Data entries:
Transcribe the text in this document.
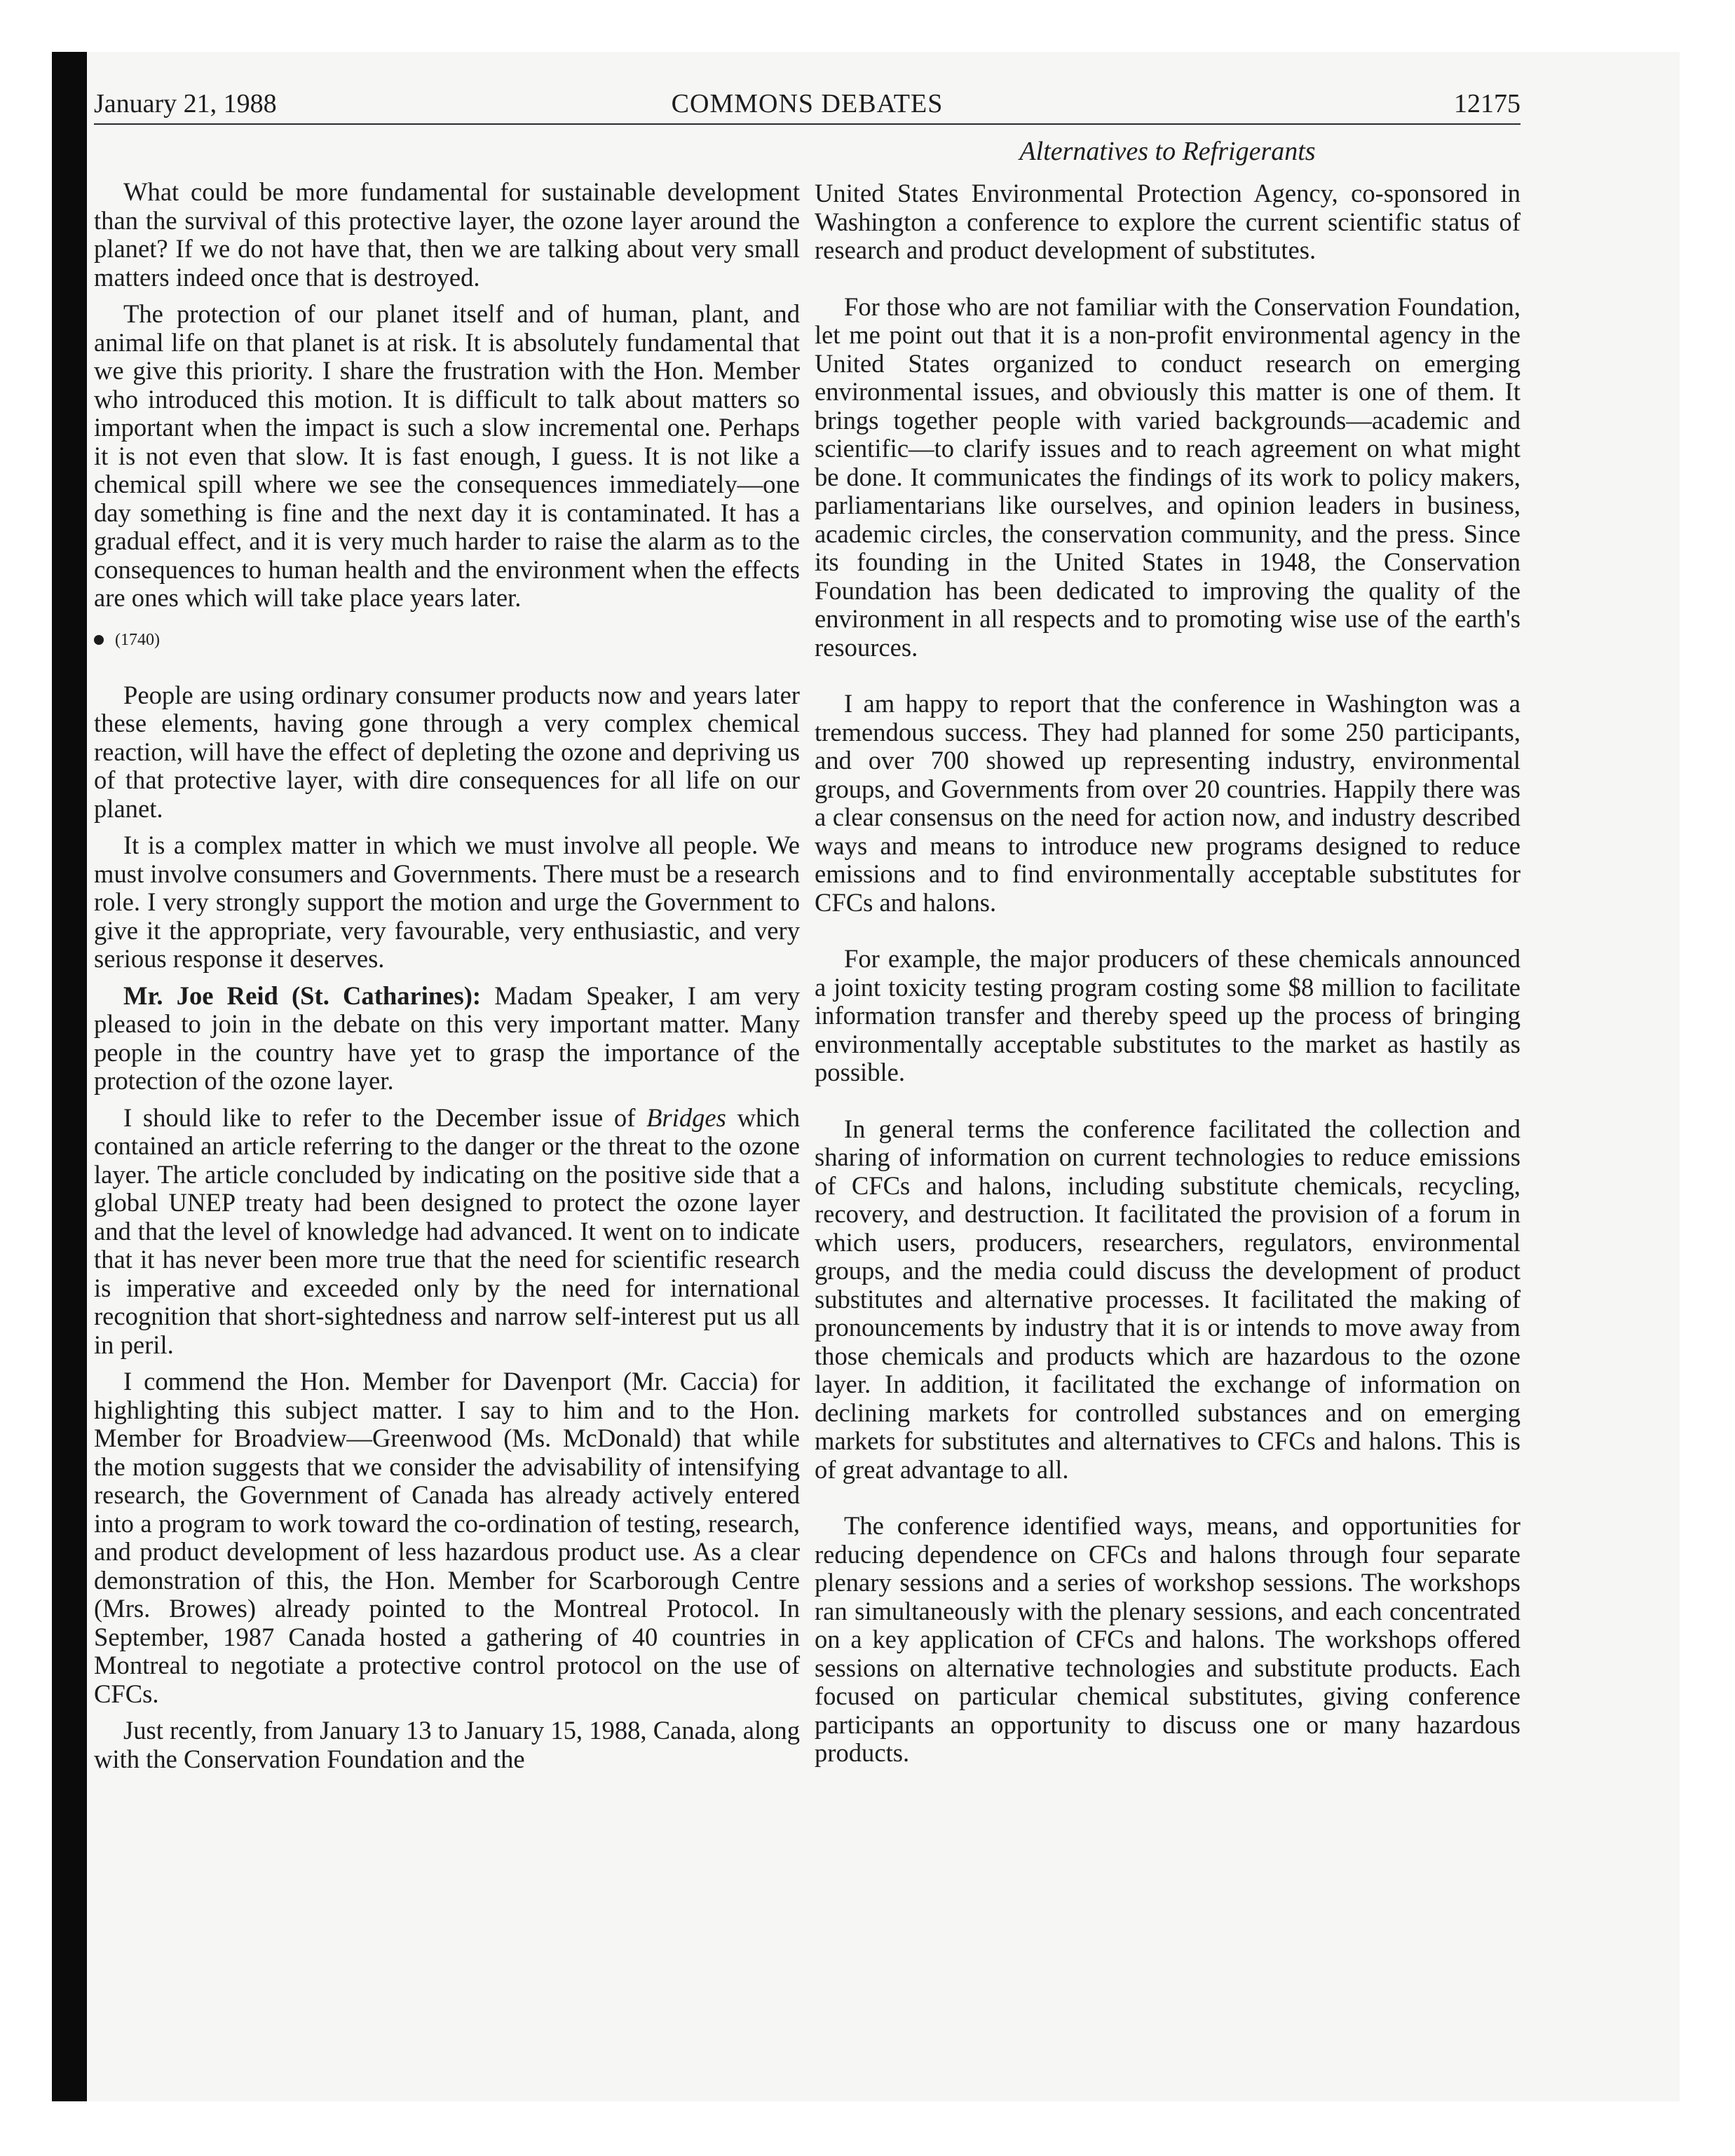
January 21, 1988	COMMONS DEBATES	12175
Alternatives to Refrigerants

What could be more fundamental for sustainable development than the survival of this protective layer, the ozone layer around the planet? If we do not have that, then we are talking about very small matters indeed once that is destroyed.

The protection of our planet itself and of human, plant, and animal life on that planet is at risk. It is absolutely fundamental that we give this priority. I share the frustration with the Hon. Member who introduced this motion. It is difficult to talk about matters so important when the impact is such a slow incremental one. Perhaps it is not even that slow. It is fast enough, I guess. It is not like a chemical spill where we see the consequences immediately—one day something is fine and the next day it is contaminated. It has a gradual effect, and it is very much harder to raise the alarm as to the consequences to human health and the environment when the effects are ones which will take place years later.

(1740)

People are using ordinary consumer products now and years later these elements, having gone through a very complex chemical reaction, will have the effect of depleting the ozone and depriving us of that protective layer, with dire consequences for all life on our planet.

It is a complex matter in which we must involve all people. We must involve consumers and Governments. There must be a research role. I very strongly support the motion and urge the Government to give it the appropriate, very favourable, very enthusiastic, and very serious response it deserves.

Mr. Joe Reid (St. Catharines): Madam Speaker, I am very pleased to join in the debate on this very important matter. Many people in the country have yet to grasp the importance of the protection of the ozone layer.

I should like to refer to the December issue of Bridges which contained an article referring to the danger or the threat to the ozone layer. The article concluded by indicating on the positive side that a global UNEP treaty had been designed to protect the ozone layer and that the level of knowledge had advanced. It went on to indicate that it has never been more true that the need for scientific research is imperative and exceeded only by the need for international recognition that short-sightedness and narrow self-interest put us all in peril.

I commend the Hon. Member for Davenport (Mr. Caccia) for highlighting this subject matter. I say to him and to the Hon. Member for Broadview—Greenwood (Ms. McDonald) that while the motion suggests that we consider the advisability of intensifying research, the Government of Canada has already actively entered into a program to work toward the co-ordination of testing, research, and product development of less hazardous product use. As a clear demonstration of this, the Hon. Member for Scarborough Centre (Mrs. Browes) already pointed to the Montreal Protocol. In September, 1987 Canada hosted a gathering of 40 countries in Montreal to negotiate a protective control protocol on the use of CFCs.

Just recently, from January 13 to January 15, 1988, Canada, along with the Conservation Foundation and the

United States Environmental Protection Agency, co-sponsored in Washington a conference to explore the current scientific status of research and product development of substitutes.

For those who are not familiar with the Conservation Foundation, let me point out that it is a non-profit environmental agency in the United States organized to conduct research on emerging environmental issues, and obviously this matter is one of them. It brings together people with varied backgrounds—academic and scientific—to clarify issues and to reach agreement on what might be done. It communicates the findings of its work to policy makers, parliamentarians like ourselves, and opinion leaders in business, academic circles, the conservation community, and the press. Since its founding in the United States in 1948, the Conservation Foundation has been dedicated to improving the quality of the environment in all respects and to promoting wise use of the earth's resources.

I am happy to report that the conference in Washington was a tremendous success. They had planned for some 250 participants, and over 700 showed up representing industry, environmental groups, and Governments from over 20 countries. Happily there was a clear consensus on the need for action now, and industry described ways and means to introduce new programs designed to reduce emissions and to find environmentally acceptable substitutes for CFCs and halons.

For example, the major producers of these chemicals announced a joint toxicity testing program costing some $8 million to facilitate information transfer and thereby speed up the process of bringing environmentally acceptable substitutes to the market as hastily as possible.

In general terms the conference facilitated the collection and sharing of information on current technologies to reduce emissions of CFCs and halons, including substitute chemicals, recycling, recovery, and destruction. It facilitated the provision of a forum in which users, producers, researchers, regulators, environmental groups, and the media could discuss the development of product substitutes and alternative processes. It facilitated the making of pronouncements by industry that it is or intends to move away from those chemicals and products which are hazardous to the ozone layer. In addition, it facilitated the exchange of information on declining markets for controlled substances and on emerging markets for substitutes and alternatives to CFCs and halons. This is of great advantage to all.

The conference identified ways, means, and opportunities for reducing dependence on CFCs and halons through four separate plenary sessions and a series of workshop sessions. The workshops ran simultaneously with the plenary sessions, and each concentrated on a key application of CFCs and halons. The workshops offered sessions on alternative technologies and substitute products. Each focused on particular chemical substitutes, giving conference participants an opportunity to discuss one or many hazardous products.
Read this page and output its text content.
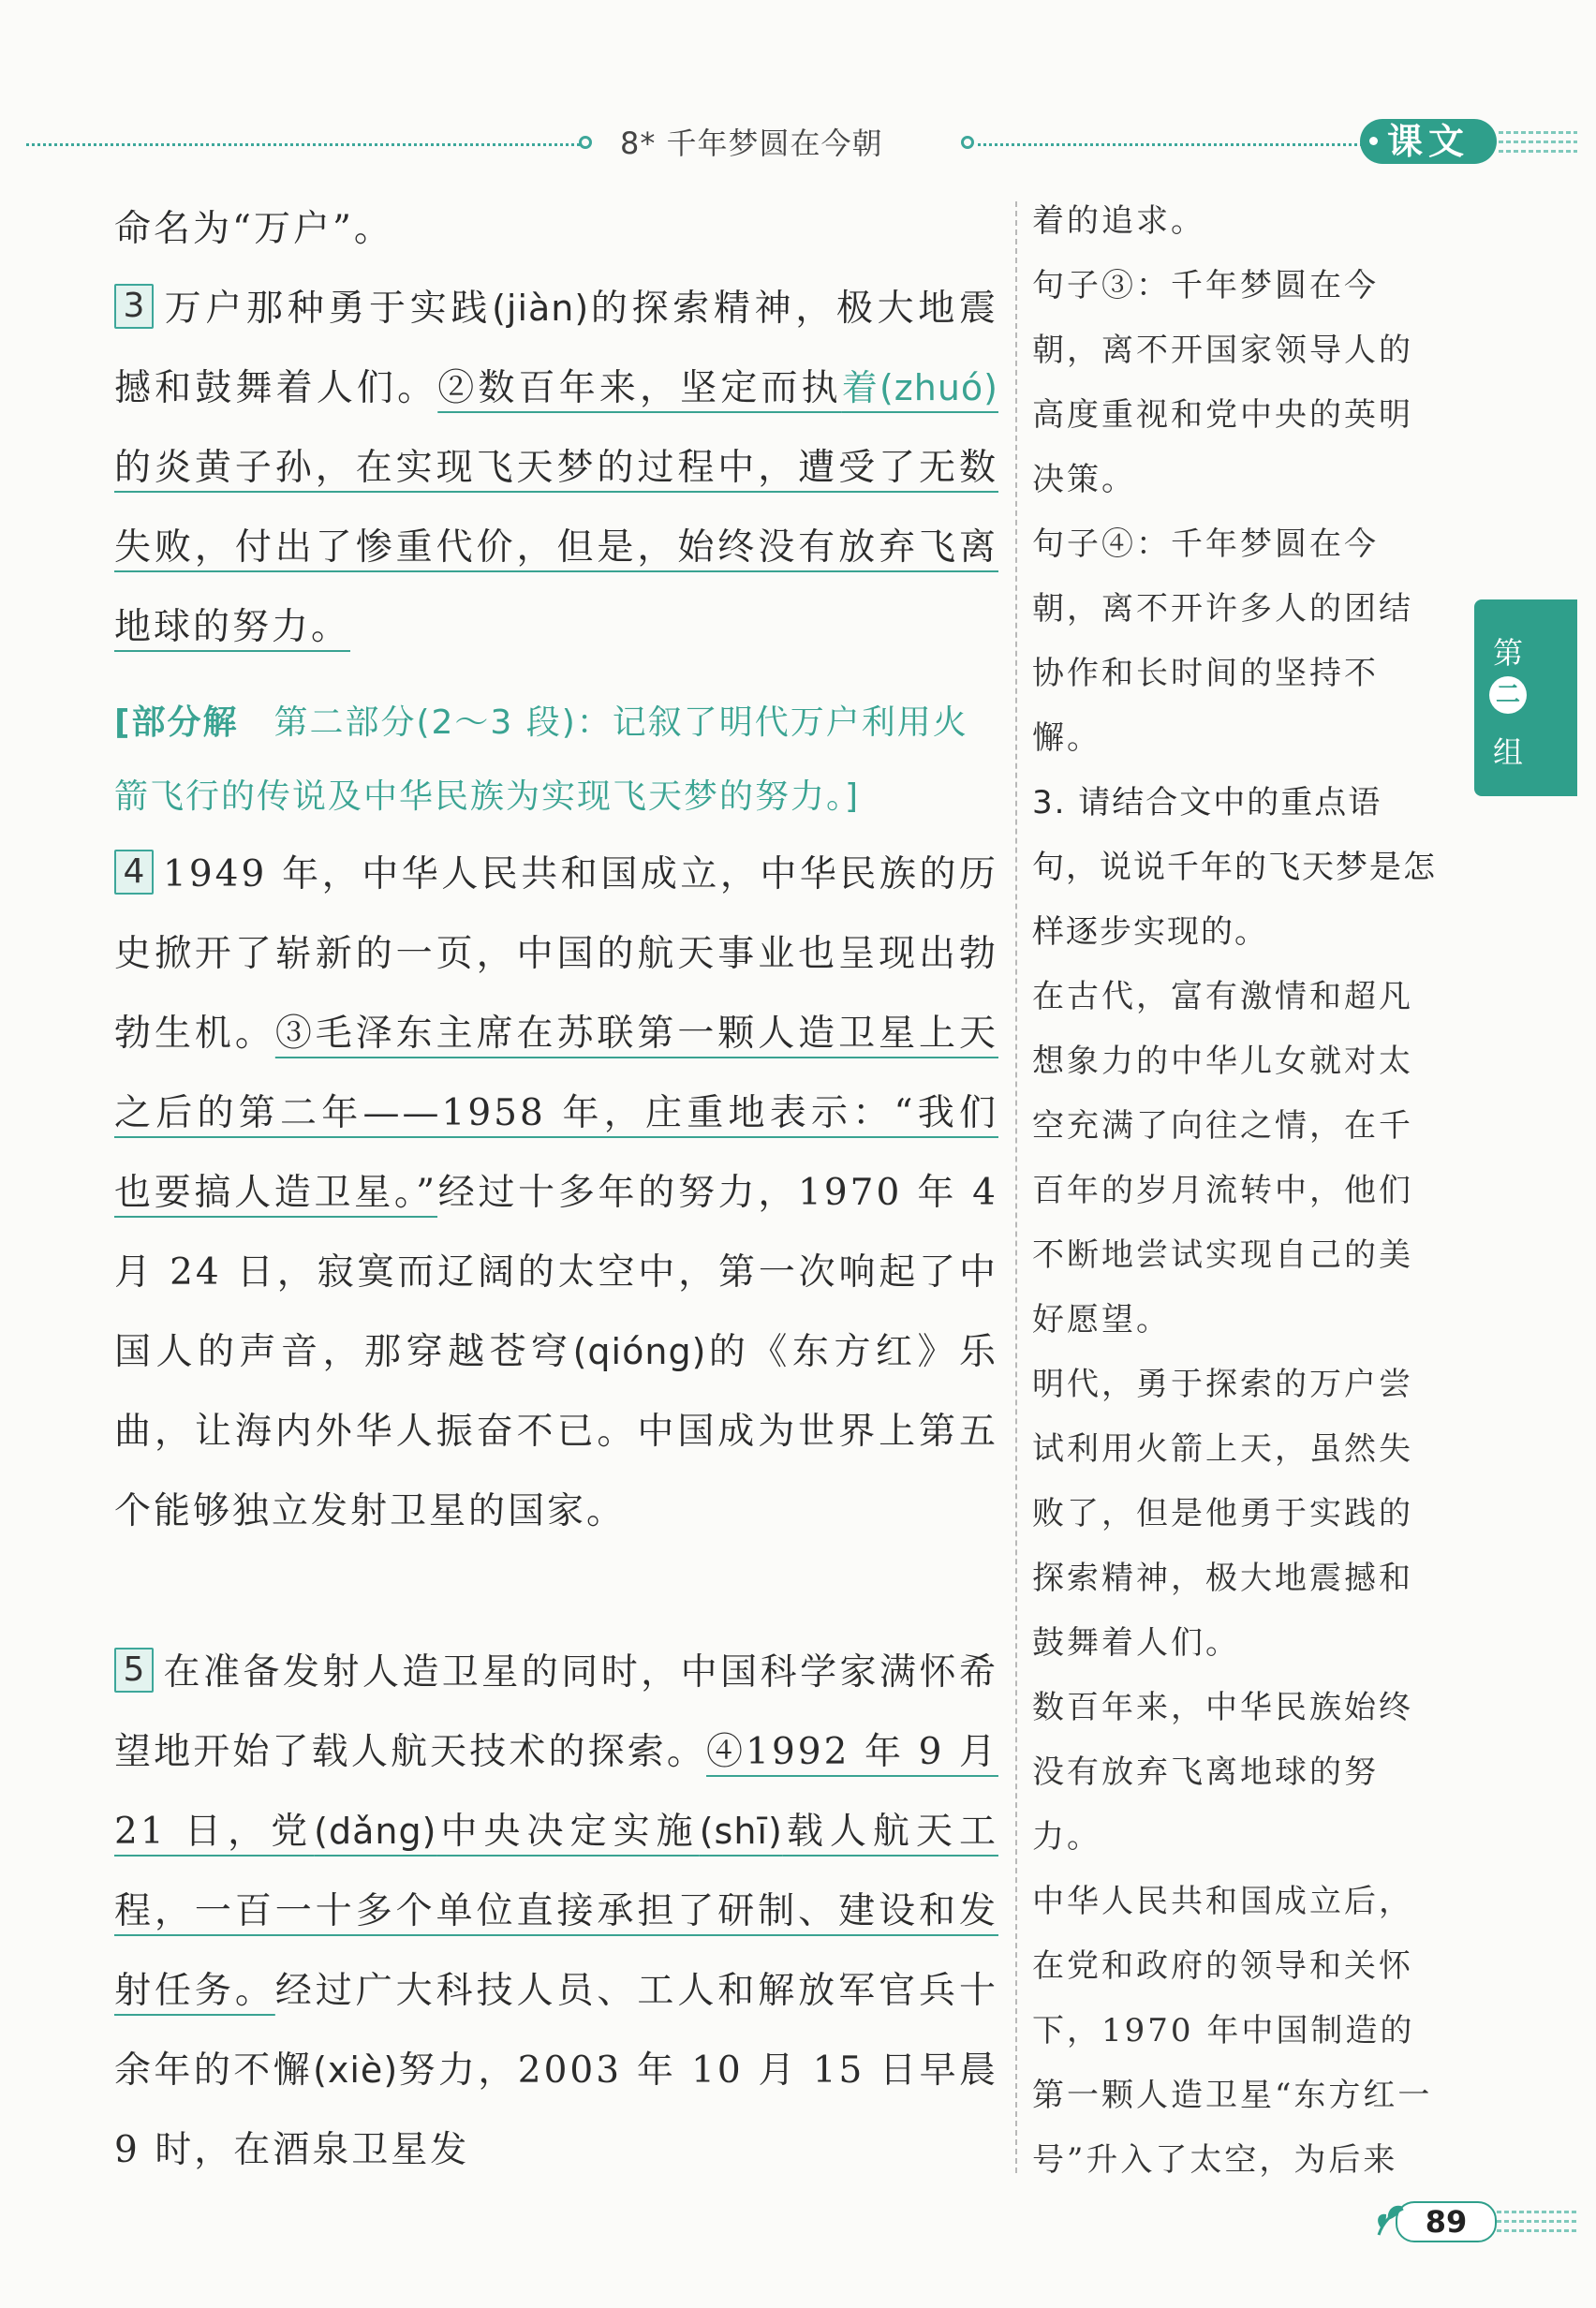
8* 千年梦圆在今朝	课文

命名为“万户”。

3 万户那种勇于实践(jiàn)的探索精神，极大地震撼和鼓舞着人们。②数百年来，坚定而执着(zhuó)的炎黄子孙，在实现飞天梦的过程中，遭受了无数失败，付出了惨重代价，但是，始终没有放弃飞离地球的努力。

[部分解　第二部分(2～3 段)：记叙了明代万户利用火箭飞行的传说及中华民族为实现飞天梦的努力。]

4 1949 年，中华人民共和国成立，中华民族的历史掀开了崭新的一页，中国的航天事业也呈现出勃勃生机。③毛泽东主席在苏联第一颗人造卫星上天之后的第二年——1958 年，庄重地表示：“我们也要搞人造卫星。”经过十多年的努力，1970 年 4 月 24 日，寂寞而辽阔的太空中，第一次响起了中国人的声音，那穿越苍穹(qióng)的《东方红》乐曲，让海内外华人振奋不已。中国成为世界上第五个能够独立发射卫星的国家。

5 在准备发射人造卫星的同时，中国科学家满怀希望地开始了载人航天技术的探索。④1992 年 9 月 21 日，党(dǎng)中央决定实施(shī)载人航天工程，一百一十多个单位直接承担了研制、建设和发射任务。经过广大科技人员、工人和解放军官兵十余年的不懈(xiè)努力，2003 年 10 月 15 日早晨 9 时，在酒泉卫星发

着的追求。

句子③：千年梦圆在今朝，离不开国家领导人的高度重视和党中央的英明决策。

句子④：千年梦圆在今朝，离不开许多人的团结协作和长时间的坚持不懈。

3. 请结合文中的重点语句，说说千年的飞天梦是怎样逐步实现的。

在古代，富有激情和超凡想象力的中华儿女就对太空充满了向往之情，在千百年的岁月流转中，他们不断地尝试实现自己的美好愿望。

明代，勇于探索的万户尝试利用火箭上天，虽然失败了，但是他勇于实践的探索精神，极大地震撼和鼓舞着人们。

数百年来，中华民族始终没有放弃飞离地球的努力。

中华人民共和国成立后，在党和政府的领导和关怀下，1970 年中国制造的第一颗人造卫星“东方红一号”升入了太空，为后来

第
二
组
89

**THE PROBLEM**: Take the line that contains "Read this page and output its text content." as the first and the last line of the records as the end, and please quote those lines exactly, pictures omitted.

**EXPECTED OUTPUT**:
Read this page and output its text content.
8* 千年梦圆在今朝	课文

命名为“万户”。

3 万户那种勇于实践(jiàn)的探索精神，极大地震撼和鼓舞着人们。②数百年来，坚定而执着(zhuó)的炎黄子孙，在实现飞天梦的过程中，遭受了无数失败，付出了惨重代价，但是，始终没有放弃飞离地球的努力。

[部分解　第二部分(2～3 段)：记叙了明代万户利用火箭飞行的传说及中华民族为实现飞天梦的努力。]

4 1949 年，中华人民共和国成立，中华民族的历史掀开了崭新的一页，中国的航天事业也呈现出勃勃生机。③毛泽东主席在苏联第一颗人造卫星上天之后的第二年——1958 年，庄重地表示：“我们也要搞人造卫星。”经过十多年的努力，1970 年 4 月 24 日，寂寞而辽阔的太空中，第一次响起了中国人的声音，那穿越苍穹(qióng)的《东方红》乐曲，让海内外华人振奋不已。中国成为世界上第五个能够独立发射卫星的国家。

5 在准备发射人造卫星的同时，中国科学家满怀希望地开始了载人航天技术的探索。④1992 年 9 月 21 日，党(dǎng)中央决定实施(shī)载人航天工程，一百一十多个单位直接承担了研制、建设和发射任务。经过广大科技人员、工人和解放军官兵十余年的不懈(xiè)努力，2003 年 10 月 15 日早晨 9 时，在酒泉卫星发

着的追求。

句子③：千年梦圆在今朝，离不开国家领导人的高度重视和党中央的英明决策。

句子④：千年梦圆在今朝，离不开许多人的团结协作和长时间的坚持不懈。

3. 请结合文中的重点语句，说说千年的飞天梦是怎样逐步实现的。

在古代，富有激情和超凡想象力的中华儿女就对太空充满了向往之情，在千百年的岁月流转中，他们不断地尝试实现自己的美好愿望。

明代，勇于探索的万户尝试利用火箭上天，虽然失败了，但是他勇于实践的探索精神，极大地震撼和鼓舞着人们。

数百年来，中华民族始终没有放弃飞离地球的努力。

中华人民共和国成立后，在党和政府的领导和关怀下，1970 年中国制造的第一颗人造卫星“东方红一号”升入了太空，为后来

第
二
组
89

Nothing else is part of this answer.